### Stated goal
Restate the full listing word for word and leave the pictures out.

------ Input data

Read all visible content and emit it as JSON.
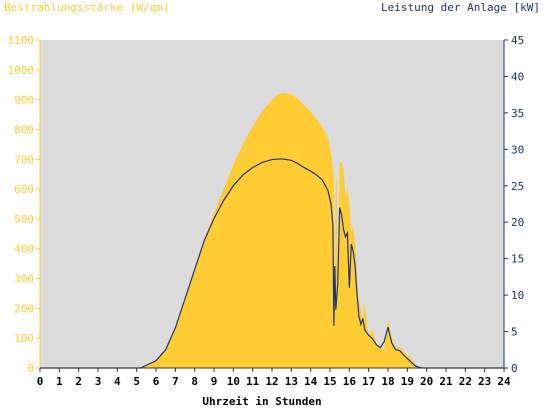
{
  "chart_data": {
    "type": "area",
    "y_left_label": "Bestrahlungsstärke [W/qm]",
    "y_right_label": "Leistung der Anlage [kW]",
    "xlabel": "Uhrzeit in Stunden",
    "xlim": [
      0,
      24
    ],
    "ylim_left": [
      0,
      1100
    ],
    "ylim_right": [
      0,
      45
    ],
    "x_ticks": [
      "0",
      "1",
      "2",
      "3",
      "4",
      "5",
      "6",
      "7",
      "8",
      "9",
      "10",
      "11",
      "12",
      "13",
      "14",
      "15",
      "16",
      "17",
      "18",
      "19",
      "20",
      "21",
      "22",
      "23",
      "24"
    ],
    "y_left_ticks": [
      "0",
      "100",
      "200",
      "300",
      "400",
      "500",
      "600",
      "700",
      "800",
      "900",
      "1000",
      "1100"
    ],
    "y_right_ticks": [
      "0",
      "5",
      "10",
      "15",
      "20",
      "25",
      "30",
      "35",
      "40",
      "45"
    ],
    "grid": false,
    "colors": {
      "irradiance": "#ffcc33",
      "power": "#1f3570",
      "plot_bg": "#dcdcdc"
    },
    "series": [
      {
        "key": "irradiance",
        "axis": "left",
        "x": [
          0,
          5.0,
          5.5,
          6.0,
          6.5,
          7.0,
          7.5,
          8.0,
          8.5,
          9.0,
          9.5,
          10.0,
          10.5,
          11.0,
          11.5,
          12.0,
          12.3,
          12.6,
          13.0,
          13.3,
          13.6,
          14.0,
          14.3,
          14.6,
          14.9,
          15.0,
          15.1,
          15.2,
          15.25,
          15.3,
          15.35,
          15.4,
          15.5,
          15.6,
          15.7,
          15.8,
          15.9,
          16.0,
          16.1,
          16.2,
          16.3,
          16.4,
          16.5,
          16.6,
          16.7,
          16.8,
          17.0,
          17.2,
          17.4,
          17.6,
          17.8,
          18.0,
          18.2,
          18.4,
          18.6,
          18.8,
          19.0,
          19.2,
          19.4,
          19.6,
          19.8,
          20.0,
          20.5,
          21,
          24
        ],
        "y": [
          0,
          0,
          10,
          25,
          60,
          130,
          230,
          330,
          430,
          520,
          600,
          680,
          750,
          810,
          860,
          900,
          918,
          922,
          918,
          905,
          885,
          860,
          835,
          810,
          770,
          735,
          700,
          650,
          150,
          620,
          650,
          250,
          690,
          690,
          670,
          580,
          600,
          550,
          450,
          480,
          420,
          300,
          220,
          200,
          150,
          220,
          100,
          130,
          80,
          70,
          60,
          160,
          100,
          70,
          70,
          55,
          45,
          30,
          15,
          5,
          2,
          0,
          0,
          0,
          0
        ]
      },
      {
        "key": "power",
        "axis": "right",
        "x": [
          0,
          5.2,
          5.6,
          6.0,
          6.5,
          7.0,
          7.5,
          8.0,
          8.5,
          9.0,
          9.5,
          10.0,
          10.5,
          11.0,
          11.5,
          12.0,
          12.5,
          13.0,
          13.3,
          13.6,
          14.0,
          14.3,
          14.6,
          14.9,
          15.05,
          15.15,
          15.2,
          15.25,
          15.3,
          15.4,
          15.5,
          15.6,
          15.7,
          15.8,
          15.9,
          16.0,
          16.1,
          16.2,
          16.3,
          16.4,
          16.5,
          16.6,
          16.7,
          16.8,
          17.0,
          17.2,
          17.4,
          17.6,
          17.8,
          18.0,
          18.2,
          18.4,
          18.6,
          18.8,
          19.0,
          19.2,
          19.4,
          19.6,
          19.8,
          20.0,
          24
        ],
        "y": [
          0,
          0,
          0.5,
          1,
          2.5,
          5.5,
          9.5,
          13.5,
          17.5,
          20.5,
          23,
          25,
          26.5,
          27.5,
          28.2,
          28.6,
          28.7,
          28.5,
          28.1,
          27.6,
          27,
          26.5,
          25.8,
          24.3,
          22.5,
          19.5,
          5.8,
          14,
          8,
          11.5,
          22,
          21,
          19,
          18,
          18.5,
          11,
          17,
          16,
          14,
          10,
          7,
          6,
          6.8,
          5.2,
          4.5,
          4,
          3.2,
          2.8,
          3.6,
          5.6,
          3.4,
          2.5,
          2.4,
          1.8,
          1.3,
          0.8,
          0.3,
          0.1,
          0,
          0,
          0
        ]
      }
    ]
  }
}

------------

### Task answer
Read all visible content and emit it as JSON.
{
  "chart_data": {
    "type": "area",
    "y_left_label": "Bestrahlungsstärke [W/qm]",
    "y_right_label": "Leistung der Anlage [kW]",
    "xlabel": "Uhrzeit in Stunden",
    "xlim": [
      0,
      24
    ],
    "ylim_left": [
      0,
      1100
    ],
    "ylim_right": [
      0,
      45
    ],
    "x_ticks": [
      "0",
      "1",
      "2",
      "3",
      "4",
      "5",
      "6",
      "7",
      "8",
      "9",
      "10",
      "11",
      "12",
      "13",
      "14",
      "15",
      "16",
      "17",
      "18",
      "19",
      "20",
      "21",
      "22",
      "23",
      "24"
    ],
    "y_left_ticks": [
      "0",
      "100",
      "200",
      "300",
      "400",
      "500",
      "600",
      "700",
      "800",
      "900",
      "1000",
      "1100"
    ],
    "y_right_ticks": [
      "0",
      "5",
      "10",
      "15",
      "20",
      "25",
      "30",
      "35",
      "40",
      "45"
    ],
    "grid": false,
    "colors": {
      "irradiance": "#ffcc33",
      "power": "#1f3570",
      "plot_bg": "#dcdcdc"
    },
    "series": [
      {
        "key": "irradiance",
        "axis": "left",
        "x": [
          0,
          5.0,
          5.5,
          6.0,
          6.5,
          7.0,
          7.5,
          8.0,
          8.5,
          9.0,
          9.5,
          10.0,
          10.5,
          11.0,
          11.5,
          12.0,
          12.3,
          12.6,
          13.0,
          13.3,
          13.6,
          14.0,
          14.3,
          14.6,
          14.9,
          15.0,
          15.1,
          15.2,
          15.25,
          15.3,
          15.35,
          15.4,
          15.5,
          15.6,
          15.7,
          15.8,
          15.9,
          16.0,
          16.1,
          16.2,
          16.3,
          16.4,
          16.5,
          16.6,
          16.7,
          16.8,
          17.0,
          17.2,
          17.4,
          17.6,
          17.8,
          18.0,
          18.2,
          18.4,
          18.6,
          18.8,
          19.0,
          19.2,
          19.4,
          19.6,
          19.8,
          20.0,
          20.5,
          21,
          24
        ],
        "y": [
          0,
          0,
          10,
          25,
          60,
          130,
          230,
          330,
          430,
          520,
          600,
          680,
          750,
          810,
          860,
          900,
          918,
          922,
          918,
          905,
          885,
          860,
          835,
          810,
          770,
          735,
          700,
          650,
          150,
          620,
          650,
          250,
          690,
          690,
          670,
          580,
          600,
          550,
          450,
          480,
          420,
          300,
          220,
          200,
          150,
          220,
          100,
          130,
          80,
          70,
          60,
          160,
          100,
          70,
          70,
          55,
          45,
          30,
          15,
          5,
          2,
          0,
          0,
          0,
          0
        ]
      },
      {
        "key": "power",
        "axis": "right",
        "x": [
          0,
          5.2,
          5.6,
          6.0,
          6.5,
          7.0,
          7.5,
          8.0,
          8.5,
          9.0,
          9.5,
          10.0,
          10.5,
          11.0,
          11.5,
          12.0,
          12.5,
          13.0,
          13.3,
          13.6,
          14.0,
          14.3,
          14.6,
          14.9,
          15.05,
          15.15,
          15.2,
          15.25,
          15.3,
          15.4,
          15.5,
          15.6,
          15.7,
          15.8,
          15.9,
          16.0,
          16.1,
          16.2,
          16.3,
          16.4,
          16.5,
          16.6,
          16.7,
          16.8,
          17.0,
          17.2,
          17.4,
          17.6,
          17.8,
          18.0,
          18.2,
          18.4,
          18.6,
          18.8,
          19.0,
          19.2,
          19.4,
          19.6,
          19.8,
          20.0,
          24
        ],
        "y": [
          0,
          0,
          0.5,
          1,
          2.5,
          5.5,
          9.5,
          13.5,
          17.5,
          20.5,
          23,
          25,
          26.5,
          27.5,
          28.2,
          28.6,
          28.7,
          28.5,
          28.1,
          27.6,
          27,
          26.5,
          25.8,
          24.3,
          22.5,
          19.5,
          5.8,
          14,
          8,
          11.5,
          22,
          21,
          19,
          18,
          18.5,
          11,
          17,
          16,
          14,
          10,
          7,
          6,
          6.8,
          5.2,
          4.5,
          4,
          3.2,
          2.8,
          3.6,
          5.6,
          3.4,
          2.5,
          2.4,
          1.8,
          1.3,
          0.8,
          0.3,
          0.1,
          0,
          0,
          0
        ]
      }
    ]
  }
}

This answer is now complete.